Saved data entries:
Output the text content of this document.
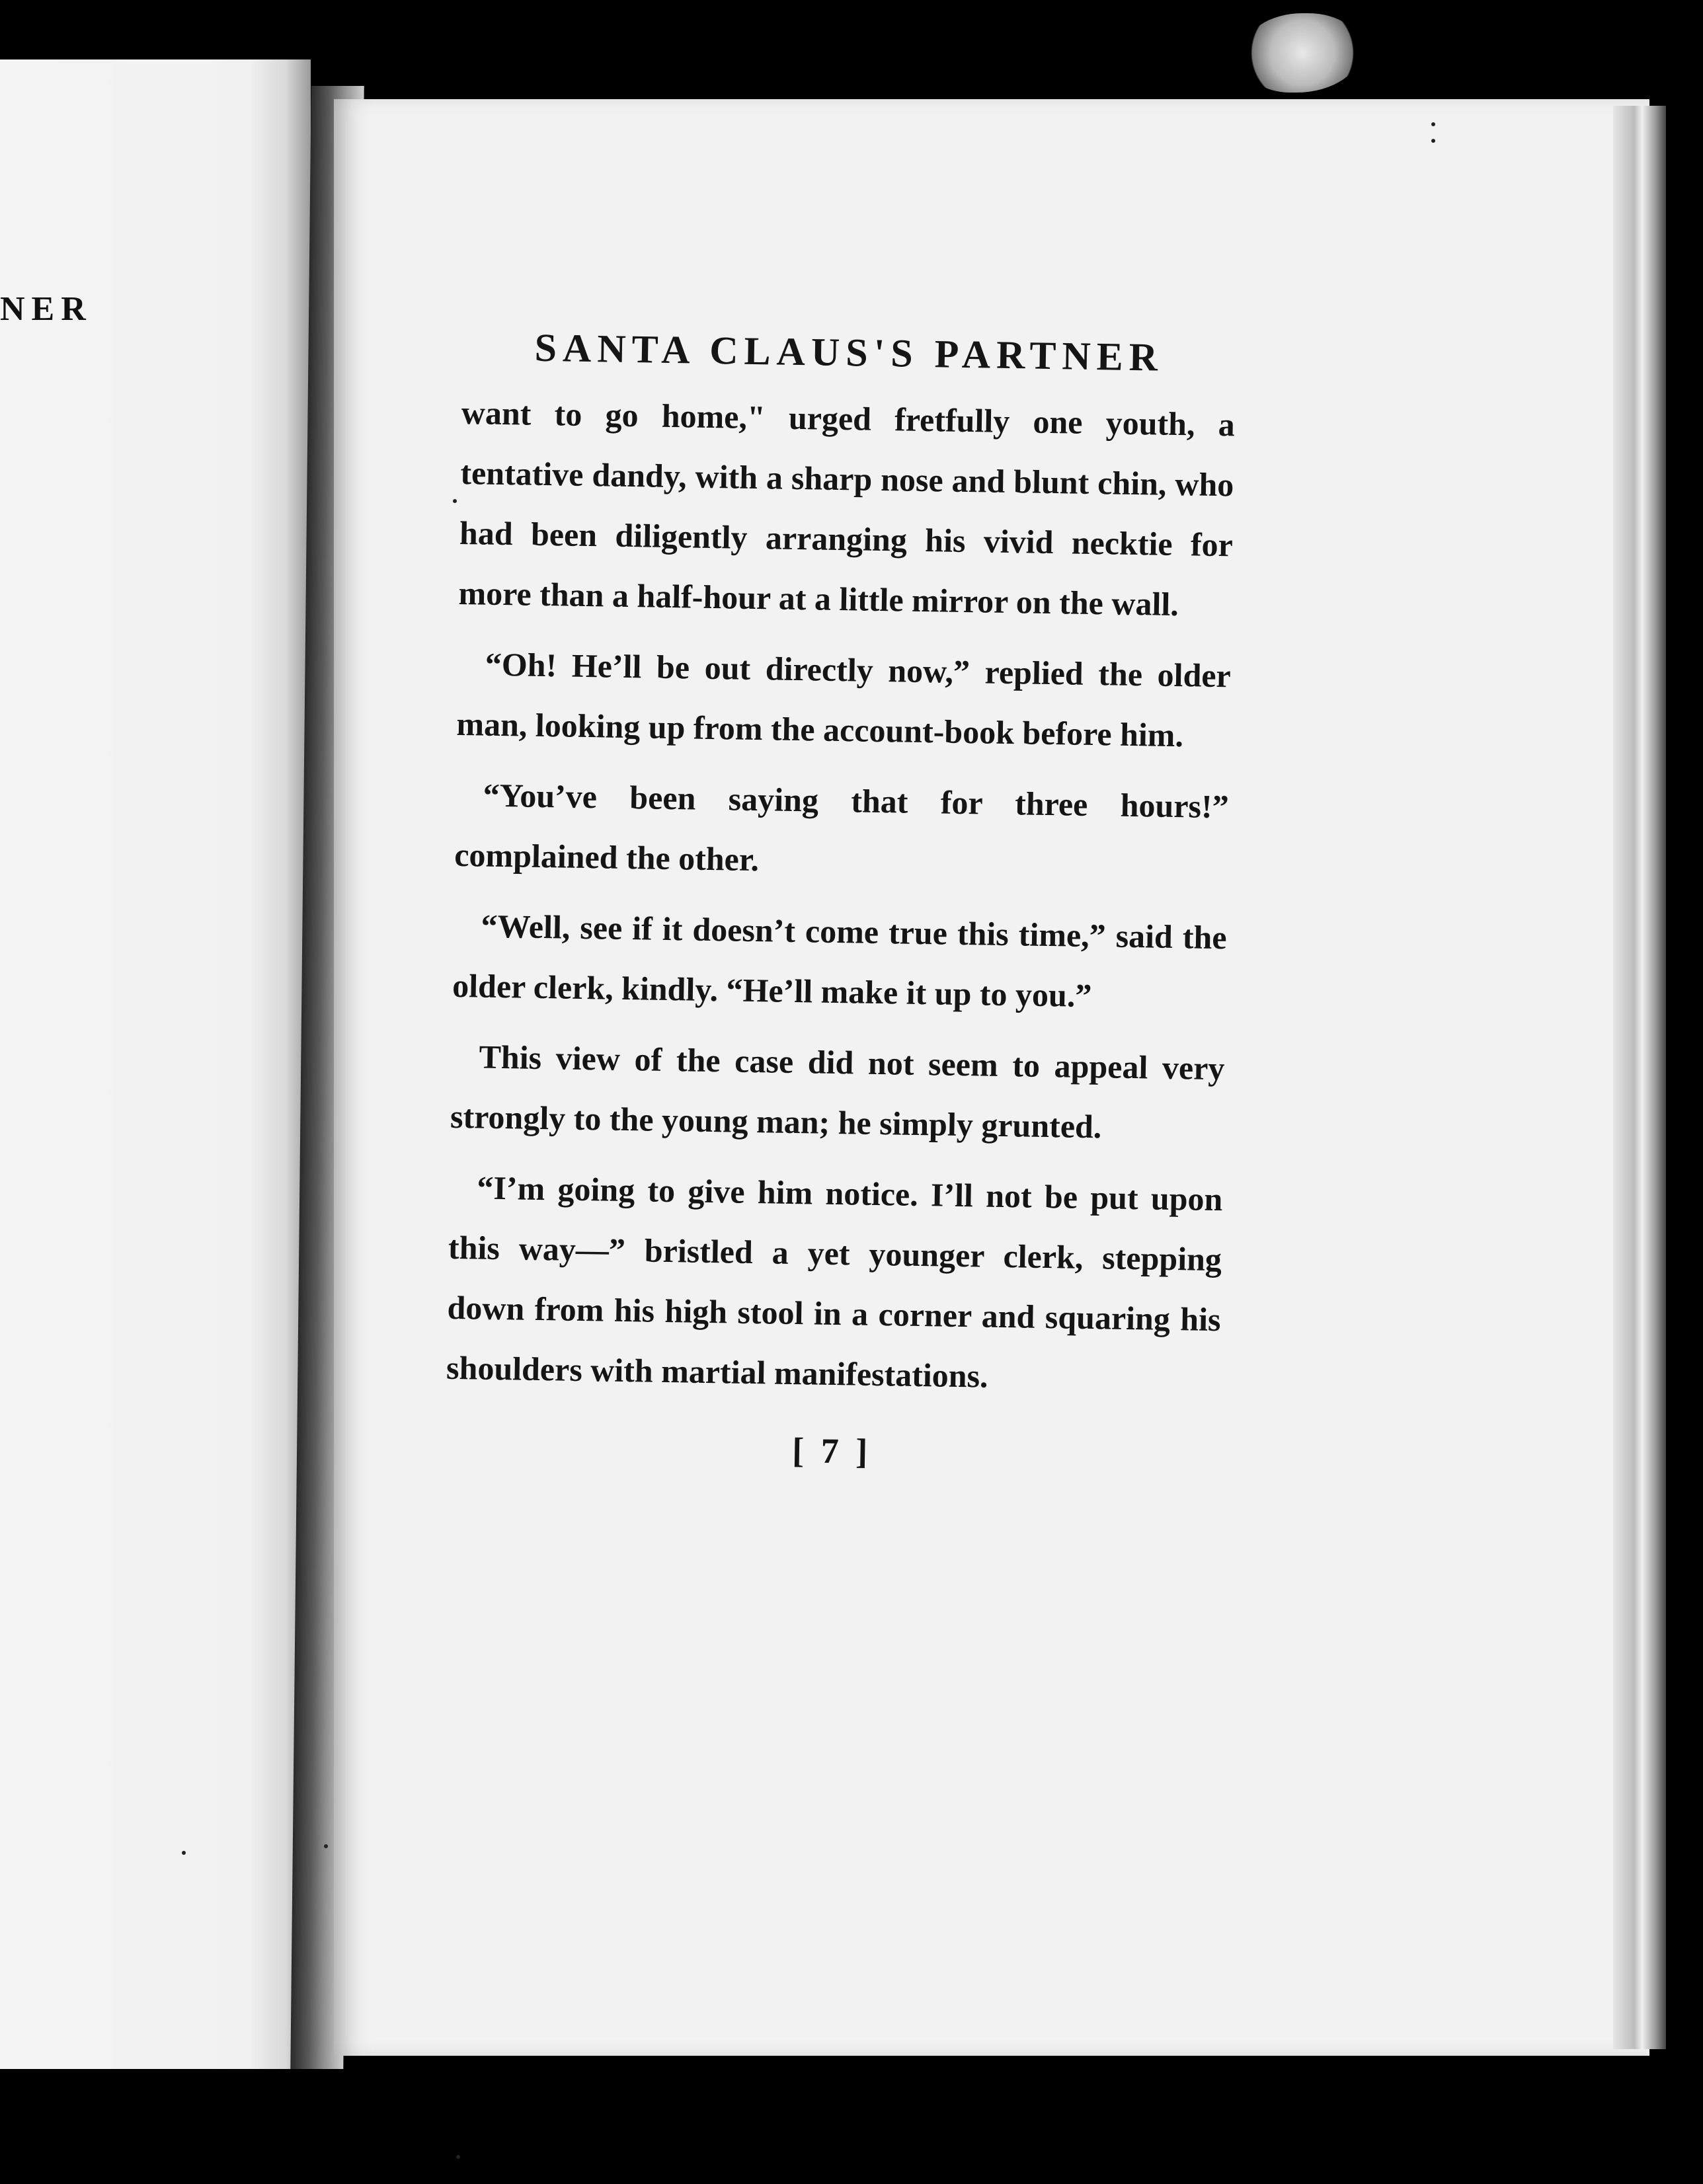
NER
SANTA CLAUS'S PARTNER

want to go home," urged fretfully one youth, a tentative dandy, with a sharp nose and blunt chin, who had been diligently arranging his vivid necktie for more than a half-hour at a little mirror on the wall.

“Oh! He’ll be out directly now,” replied the older man, looking up from the account-book before him.

“You’ve been saying that for three hours!” complained the other.

“Well, see if it doesn’t come true this time,” said the older clerk, kindly. “He’ll make it up to you.”

This view of the case did not seem to appeal very strongly to the young man; he simply grunted.

“I’m going to give him notice. I’ll not be put upon this way—” bristled a yet younger clerk, stepping down from his high stool in a corner and squaring his shoulders with martial manifestations.

[ 7 ]
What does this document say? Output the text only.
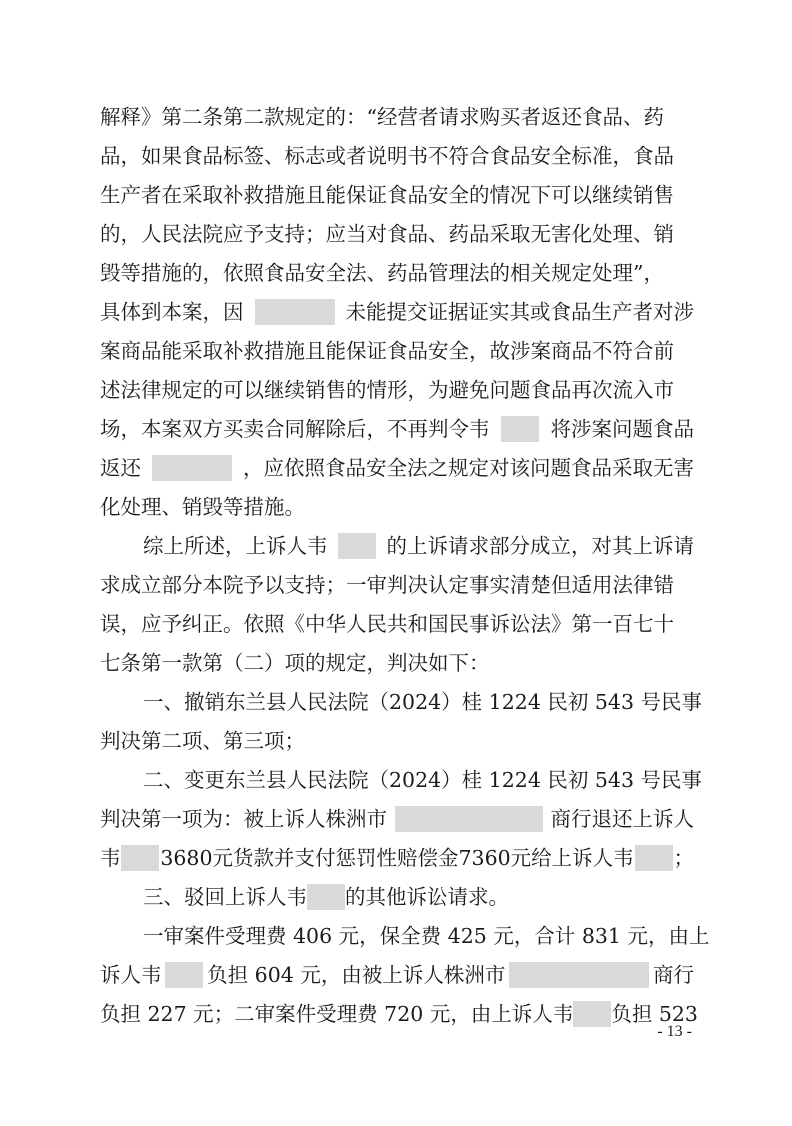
解释》第二条第二款规定的：“经营者请求购买者返还食品、药
品，如果食品标签、标志或者说明书不符合食品安全标准，食品
生产者在采取补救措施且能保证食品安全的情况下可以继续销售
的，人民法院应予支持；应当对食品、药品采取无害化处理、销
毁等措施的，依照食品安全法、药品管理法的相关规定处理”，
具体到本案，因	未能提交证据证实其或食品生产者对涉
案商品能采取补救措施且能保证食品安全，故涉案商品不符合前
述法律规定的可以继续销售的情形，为避免问题食品再次流入市
场，本案双方买卖合同解除后，不再判令韦	将涉案问题食品
返还	，应依照食品安全法之规定对该问题食品采取无害
化处理、销毁等措施。
综上所述，上诉人韦	的上诉请求部分成立，对其上诉请
求成立部分本院予以支持；一审判决认定事实清楚但适用法律错
误，应予纠正。依照《中华人民共和国民事诉讼法》第一百七十
七条第一款第（二）项的规定，判决如下：
一、撤销东兰县人民法院（2024）桂 1224 民初 543 号民事
判决第二项、第三项；
二、变更东兰县人民法院（2024）桂 1224 民初 543 号民事
判决第一项为：被上诉人株洲市	商行退还上诉人
韦 3680元货款并支付惩罚性赔偿金7360元给上诉人韦 ；
三、驳回上诉人韦 的其他诉讼请求。
一审案件受理费 406 元，保全费 425 元，合计 831 元，由上
诉人韦 负担 604 元，由被上诉人株洲市	商行
负担 227 元；二审案件受理费 720 元，由上诉人韦 负担 523
- 13 -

### Set exercise
Extract, from the listing above, every line where the string "been" occurs.

### Solution below
want to go home," urged fretfully one youth, a tentative dandy, with a sharp nose and blunt chin, who had been diligently arranging his vivid necktie for more than a half-hour at a little mirror on the wall.
“You’ve been saying that for three hours!” complained the other.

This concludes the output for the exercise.